__Set task__
Copy each line in which the string "plugin" occurs.

__Dataset entries__
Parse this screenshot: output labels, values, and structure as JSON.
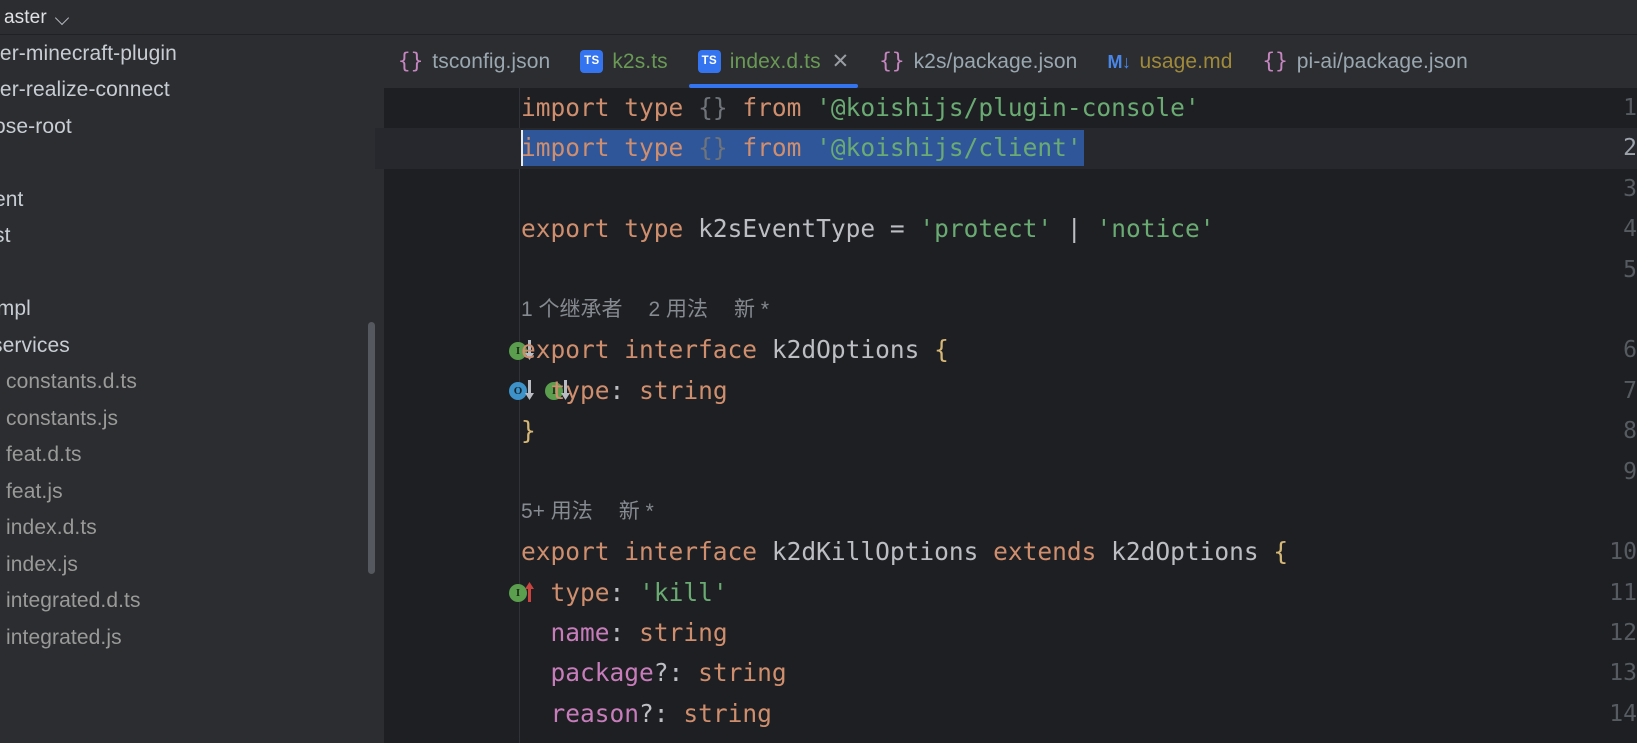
{
  "topbar": {
    "branch_label": "aster",
    "chevron_icon": "chevron-down-icon"
  },
  "sidebar": {
    "items": [
      {
        "label": "ter-minecraft-plugin",
        "kind": "directory"
      },
      {
        "label": "ter-realize-connect",
        "kind": "directory"
      },
      {
        "label": "ose-root",
        "kind": "directory"
      },
      {
        "label": "",
        "kind": "spacer"
      },
      {
        "label": "ent",
        "kind": "directory"
      },
      {
        "label": "st",
        "kind": "directory"
      },
      {
        "label": "",
        "kind": "orange-sliver"
      },
      {
        "label": "impl",
        "kind": "directory"
      },
      {
        "label": "services",
        "kind": "directory"
      },
      {
        "label": "constants.d.ts",
        "kind": "file"
      },
      {
        "label": "constants.js",
        "kind": "file"
      },
      {
        "label": "feat.d.ts",
        "kind": "file"
      },
      {
        "label": "feat.js",
        "kind": "file"
      },
      {
        "label": "index.d.ts",
        "kind": "file"
      },
      {
        "label": "index.js",
        "kind": "file"
      },
      {
        "label": "integrated.d.ts",
        "kind": "file"
      },
      {
        "label": "integrated.js",
        "kind": "file"
      }
    ]
  },
  "tabs": [
    {
      "label": "tsconfig.json",
      "icon": "json-braces-icon",
      "type": "json",
      "active": false,
      "closable": false
    },
    {
      "label": "k2s.ts",
      "icon": "typescript-icon",
      "type": "ts",
      "active": false,
      "closable": false
    },
    {
      "label": "index.d.ts",
      "icon": "typescript-icon",
      "type": "ts",
      "active": true,
      "closable": true
    },
    {
      "label": "k2s/package.json",
      "icon": "json-braces-icon",
      "type": "json",
      "active": false,
      "closable": false
    },
    {
      "label": "usage.md",
      "icon": "markdown-icon",
      "type": "md",
      "active": false,
      "closable": false
    },
    {
      "label": "pi-ai/package.json",
      "icon": "json-braces-icon",
      "type": "json",
      "active": false,
      "closable": false
    }
  ],
  "tab_icon_glyphs": {
    "json": "{}",
    "ts": "TS",
    "md": "M↓",
    "close": "✕"
  },
  "editor": {
    "language": "typescript",
    "selected_line": 2,
    "selection_text": "import type {} from '@koishijs/client'",
    "lines": [
      {
        "n": "1",
        "text": "import type {} from '@koishijs/plugin-console'"
      },
      {
        "n": "2",
        "text": "import type {} from '@koishijs/client'"
      },
      {
        "n": "3",
        "text": ""
      },
      {
        "n": "4",
        "text": "export type k2sEventType = 'protect' | 'notice'"
      },
      {
        "n": "5",
        "text": ""
      },
      {
        "n": "6",
        "text": "export interface k2dOptions {"
      },
      {
        "n": "7",
        "text": "  type: string"
      },
      {
        "n": "8",
        "text": "}"
      },
      {
        "n": "9",
        "text": ""
      },
      {
        "n": "10",
        "text": "export interface k2dKillOptions extends k2dOptions {"
      },
      {
        "n": "11",
        "text": "  type: 'kill'"
      },
      {
        "n": "12",
        "text": "  name: string"
      },
      {
        "n": "13",
        "text": "  package?: string"
      },
      {
        "n": "14",
        "text": "  reason?: string"
      }
    ],
    "codelens": [
      {
        "above_line": "6",
        "inheritors": "1 个继承者",
        "usages": "2 用法",
        "new": "新 *"
      },
      {
        "above_line": "10",
        "inheritors": "",
        "usages": "5+ 用法",
        "new": "新 *"
      }
    ],
    "gutter_markers": [
      {
        "line": "6",
        "icons": [
          "implemented-down-icon"
        ]
      },
      {
        "line": "7",
        "icons": [
          "overridden-down-icon",
          "implemented-down-icon"
        ]
      },
      {
        "line": "11",
        "icons": [
          "overriding-up-icon"
        ]
      }
    ]
  },
  "colors": {
    "accent_blue": "#3574f0",
    "selection_blue": "#2f5699",
    "editor_bg": "#1e1f22",
    "chrome_bg": "#2b2d30",
    "keyword": "#cf8e6d",
    "string": "#6aab73",
    "property": "#c77dbb",
    "brace": "#d5b778",
    "ts_green": "#6a9955",
    "marker_green": "#5a9e4e",
    "marker_blue": "#3d93c9",
    "marker_red": "#c9443f"
  }
}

__Task answer__
        "label": "ter-minecraft-plugin",
        "text": "import type {} from '@koishijs/plugin-console'"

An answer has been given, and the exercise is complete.